---------- Passage provided

While video signal is invariant to acoustic environments, the relation between speech and face movement is dynamic and usually asynchronous. For example, when uttering some words, part of the lip movements (i.e. visemes) are loosely coordinated with the sound (i.e. phoneme). In this sense, two input modalities are not independent. Visually speaking, speech is closely related to mouth movements. Hence the visual speech activity detection problem can be easily contaminated by non-speech mouth movement such as breathing, eating, etc. For example, in Figure 13, speech starts at 8th frame, but there is noticeable mouth movement from frame 0 to 7. Phonetically speaking, vowel is a speech sound tends to require relatively open mouth, while a consonant is a sound made with mouth relatively closed. Hence speech does not necessarily activates expressive mouth movements, which puts challenge on video-only speech activity detection. More importantly, visual signals do not always provide a reliable cue due to variations such as head rotations, illuminations, different view points, etc.

We want to comment that video based Automatic Speech Recognition (ASR) has been addressed in a few previous researches; for example Assael et al. [2016]. These models directly classify video segments into words or phonemes, and hence can be used for SAD. We approach the SAD problem from a different perspective. We consider ASR as a multi-stage system, and SAD is a key step in front end processing. Instead of using video to predict text, we use visual cue to assist audio cue to classify noise audio from noisy speech audio. When noisy speech audio can be located (e.g. black line in Figure 12), we can apply source separation methods to extract clean speech from noisy speech. The denoised speech is subsequently fed into a audio based ASR system. To this end, video based ASR can work with audio based ASR in our model jointly in a multimodal ASR task.

A SAD system can be applied to convert a unsupervised speech separation systems into a supervised one. Consider a noisy acoustic environment, if the type of noise is unknown, we have a unsupervised speech separation problem. If we know the type of noise, we have a supervised speech separation problem, which is significantly less challenging than the unsupervised case. With a SAD system, we can detect the noisy period immediately before speech. If we assume that the same type of noise will continue during speech, then we can use dictionary based speech separation algorithms such as [Smaragdis et al., 2007] with a known dictionary, hence a supervised speech separation system. In a multi-person speech separation scenario, SAD system can assist a face recognition algorithm to determine which person is speaking, and use beam-forming to enhance that speaker’s speech.

We emphasize again it is easy to modify our model for speech activity detection to speech separation. For speech separation, a common technique is to use a ideal ratio mask (or a ideal binary mask), which is a element-wise ratio (or binarized ratio) between clean and noisy spectrogram. This mask is then multiplied with the input spectrogram to get a denoised spectrogram. The audio input could be either complex spectrogram or magnitude spectrogram. In the case of complex spectrogram, two masks will be generated for real and imaginary component respectively. When using magnitude spectrogram, one mask will be generated, and the phase of noisy input will be used to as denoised phase. The speech activity detection model discussed above can be seamlessly transformed into a speech separation model.

--------------------

The tasks:
1. From the records, reproduce without changes the lines from the one containing "no-rain-icon — [66, 182, 172, 248]" through the one containing "warning-glyph: ! — [103, 610, 111, 630]", including both of those lines.
2. Extend the passage on audio-visual speech activity detection, picking up after its final sentence.
The records that follow are unrelated to the speech activity detection text.

---------- Records to use

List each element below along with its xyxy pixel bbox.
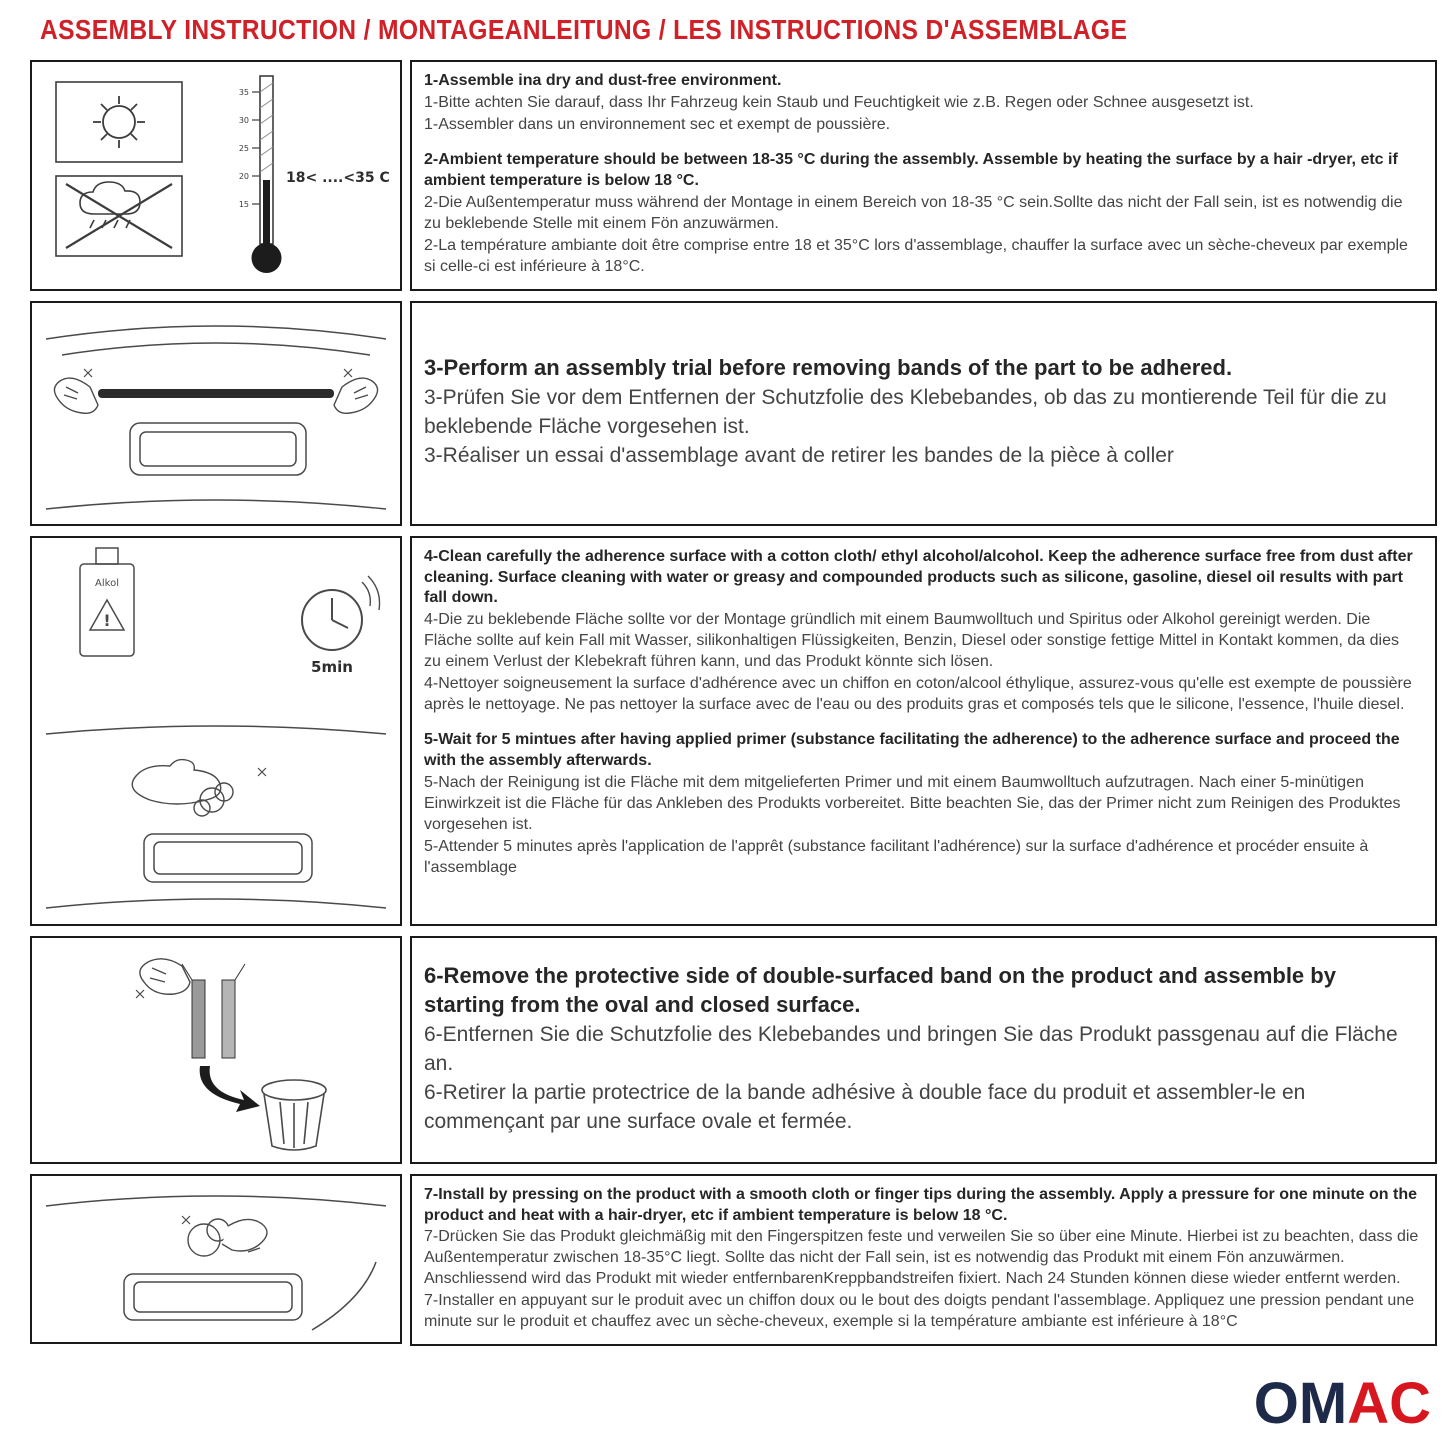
no-rain-icon — [66, 182, 172, 248]
instruction-4-en: 4-Clean carefully the adherence surface with a cotton cloth/ ethyl alcohol/alcohol. Keep the adherence surface free from dust after cleaning. Surface cleaning with water or greasy and compounded products such as silicone, gasoline, diesel oil results with part fall down. — [424, 547, 1413, 607]
scale-label: 30 — [238, 116, 249, 126]
alcohol-bottle-icon — [80, 548, 134, 656]
row-installation — [30, 1174, 1437, 1347]
text-installation — [410, 1174, 1437, 1347]
warning-glyph: ! — [103, 610, 111, 630]
instruction-2-fr: 2-La température ambiante doit être comprise entre 18 et 35°C lors d'assemblage, chauffer la surface avec un sèche-cheveux par exemple si celle-ci est inférieure à 18°C. — [424, 236, 1408, 275]
text-band-removal — [410, 936, 1437, 1164]
clock-label: 5min — [311, 657, 353, 676]
text-trial — [410, 301, 1437, 526]
figure-cleaning — [30, 536, 402, 926]
omac-logo-left: OM — [1253, 1371, 1348, 1436]
dry-environment-illustration — [32, 62, 400, 288]
pressing-hand-icon — [188, 1219, 267, 1256]
sun-icon — [93, 96, 145, 148]
scale-label: 25 — [238, 144, 249, 154]
instruction-1-de: 1-Bitte achten Sie darauf, dass Ihr Fahrzeug kein Staub und Feuchtigkeit wie z.B. Regen oder Schnee ausgesetzt ist. — [424, 93, 1254, 111]
instruction-2-de: 2-Die Außentemperatur muss während der Montage in einem Bereich von 18-35 °C sein.Sollte das nicht der Fall sein, ist es notwendig die zu beklebende Stelle mit einem Fön anzuwärmen. — [424, 193, 1403, 232]
instruction-7-fr: 7-Installer en appuyant sur le produit avec un chiffon doux ou le bout des doigts pendant l'assemblage. Appliquez une pression pendant une minute sur le produit et chauffez avec un sèche-cheveux, exemple si la température ambiante est inférieure à 18°C — [424, 1292, 1415, 1331]
instruction-3-fr: 3-Réaliser un essai d'assemblage avant de retirer les bandes de la pièce à coller — [424, 444, 1174, 468]
alcohol-label: Alkol — [95, 577, 119, 589]
figure-trial — [30, 301, 402, 526]
wiping-hand-icon — [132, 759, 233, 815]
instruction-2-en: 2-Ambient temperature should be between 18-35 °C during the assembly. Assemble by heating the surface by a hair -dryer, etc if ambient temperature is below 18 °C. — [424, 150, 1398, 189]
scale-label: 15 — [238, 200, 249, 210]
instruction-6-fr: 6-Retirer la partie protectrice de la bande adhésive à double face du produit et assembler-le en commençant par une surface ovale et fermée. — [424, 1081, 1306, 1134]
instruction-7-de: 7-Drücken Sie das Produkt gleichmäßig mit den Fingerspitzen feste und verweilen Sie so über eine Minute. Hierbei ist zu beachten, dass die Außentemperatur zwischen 18-35°C liegt. Sollte das nicht der Fall sein, ist es notwendig das Produkt mit einem Fön anzuwärmen. Anschliessend wird das Produkt mit wieder entfernbarenKreppbandstreifen fixiert. Nach 24 Stunden können diese wieder entfernt werden. — [424, 1228, 1419, 1288]
text-environment — [410, 60, 1437, 291]
row-band-removal — [30, 936, 1437, 1164]
figure-installation — [30, 1174, 402, 1344]
row-environment — [30, 60, 1437, 291]
trash-can-icon — [262, 1080, 326, 1150]
assembly-trial-illustration — [32, 303, 400, 524]
row-cleaning — [30, 536, 1437, 926]
left-hand-icon — [54, 378, 98, 413]
figure-environment — [30, 60, 402, 291]
trim-strip — [98, 389, 334, 398]
omac-logo-right: AC — [1347, 1371, 1431, 1436]
figure-band-removal — [30, 936, 402, 1164]
cleaning-illustration — [32, 538, 400, 924]
instruction-5-en: 5-Wait for 5 mintues after having applied primer (substance facilitating the adherence) to the adherence surface and proceed the with the assembly afterwards. — [424, 731, 1400, 770]
temperature-range-label: 18< ....<35 C — [286, 170, 390, 187]
sparkle-marks — [136, 990, 144, 998]
plate-recess — [130, 423, 306, 475]
instruction-6-en: 6-Remove the protective side of double-surfaced band on the product and assemble by starting from the oval and closed surface. — [424, 962, 1336, 1018]
sparkle-marks — [182, 1216, 190, 1224]
adhesive-strips-icon — [182, 964, 245, 1058]
instruction-3-en: 3-Perform an assembly trial before removing bands of the part to be adhered. — [424, 355, 1233, 381]
row-trial — [30, 301, 1437, 526]
car-panel-lines — [46, 1196, 386, 1330]
sparkle-marks — [84, 369, 352, 377]
text-cleaning — [410, 536, 1437, 926]
instruction-7-en: 7-Install by pressing on the product with a smooth cloth or finger tips during the assembly. Apply a pressure for one minute on the product and heat with a hair-dryer, etc if ambient temperature is below 18 °C. — [424, 1185, 1417, 1224]
arrow-down-icon — [200, 1066, 260, 1112]
thermometer-icon — [239, 76, 282, 273]
band-removal-illustration — [32, 938, 400, 1162]
instruction-4-de: 4-Die zu beklebende Fläche sollte vor der Montage gründlich mit einem Baumwolltuch und Spiritus oder Alkohol gereinigt werden. Die Fläche sollte auf kein Fall mit Wasser, silikonhaltigen Flüssigkeiten, Benzin, Diesel oder sonstige fettige Mittel in Kontakt kommen, da dies zu einem Verlust der Klebekraft führen kann, und das Produkt könnte sich lösen. — [424, 611, 1399, 671]
clock-icon — [302, 576, 380, 650]
instruction-4-fr: 4-Nettoyer soigneusement la surface d'adhérence avec un chiffon en coton/alcool éthylique, assurez-vous qu'elle est exempte de poussière après le nettoyage. Ne pas nettoyer la surface avec de l'eau ou des produits gras et composés tels que le silicone, l'essence, l'huile diesel. — [424, 675, 1412, 714]
pressing-illustration — [32, 1178, 400, 1340]
page-title: ASSEMBLY INSTRUCTION / MONTAGEANLEITUNG / LES INSTRUCTIONS D'ASSEMBLAGE — [40, 14, 1128, 45]
car-panel-lines — [46, 726, 386, 908]
right-hand-icon — [334, 378, 378, 413]
instruction-5-de: 5-Nach der Reinigung ist die Fläche mit dem mitgelieferten Primer und mit einem Baumwolltuch aufzutragen. Nach einer 5-minütigen Einwirkzeit ist die Fläche für das Ankleben des Produkts vorbereitet. Bitte beachten Sie, das der Primer nicht zum Reinigen des Produktes vorgesehen ist. — [424, 774, 1401, 834]
sparkle-marks — [258, 768, 266, 776]
instruction-3-de: 3-Prüfen Sie vor dem Entfernen der Schutzfolie des Klebebandes, ob das zu montierende Teil für die zu beklebende Fläche vorgesehen ist. — [424, 386, 1387, 438]
instruction-1-en: 1-Assemble ina dry and dust-free environment. — [424, 72, 782, 89]
scale-label: 20 — [238, 172, 249, 182]
instruction-6-de: 6-Entfernen Sie die Schutzfolie des Klebebandes und bringen Sie das Produkt passgenau auf die Fläche an. — [424, 1023, 1398, 1075]
omac-logo — [1253, 1371, 1431, 1436]
instruction-1-fr: 1-Assembler dans un environnement sec et exempt de poussière. — [424, 115, 891, 133]
scale-label: 35 — [238, 88, 249, 98]
instruction-5-fr: 5-Attender 5 minutes après l'application de l'apprêt (substance facilitant l'adhérence) sur la surface d'adhérence et procéder ensuite à l'assemblage — [424, 837, 1369, 876]
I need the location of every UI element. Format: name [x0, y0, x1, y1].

--------------------

Answers given:
1.
no-rain-icon — [66, 182, 172, 248]
instruction-4-en: 4-Clean carefully the adherence surface with a cotton cloth/ ethyl alcohol/alcohol. Keep the adherence surface free from dust after cleaning. Surface cleaning with water or greasy and compounded products such as silicone, gasoline, diesel oil results with part fall down. — [424, 547, 1413, 607]
scale-label: 30 — [238, 116, 249, 126]
alcohol-bottle-icon — [80, 548, 134, 656]
row-installation — [30, 1174, 1437, 1347]
text-installation — [410, 1174, 1437, 1347]
warning-glyph: ! — [103, 610, 111, 630]

2.
7.2 Data

(a) One frame of video image.
(b) Face image (with optical flow).
Figure 14: Video image of GRID.

In this experiment we use the GRID corpus data [Cooke et al., 2006] which contains 34 speakers. Each speaker has 1000 short speeches, each about 3 seconds long, recorded in a controlled environment with limited ambient noise. The speech is fully annotated, with phonemes mapped to time. (a) shows a sample image of one video.

Due to limitation in computing resources, in this pilot study we randomly choose a subset of subjects to develop our model. For the experiment results presented in the following sections, we use 4 subjects, 2 males and 2 females, to train and test our model. For each subject, we randomly partition the video clips by into training, validation, and in-sample testing sets. We have a 5th subject served as out-of-sample testing set. We are planning on extend to all subjects in following works.

7.3 Video Pre-processing and Pre-training

Each video clip is 3 seconds long with 25 fps. We pre-process the video data using opencv-python. However, due to ffmpeg

issue, some unpacked videos have less than 75 frames. To align the video with audio, we pad the first and last frames to the front and end of video to increase the number of frames to 75.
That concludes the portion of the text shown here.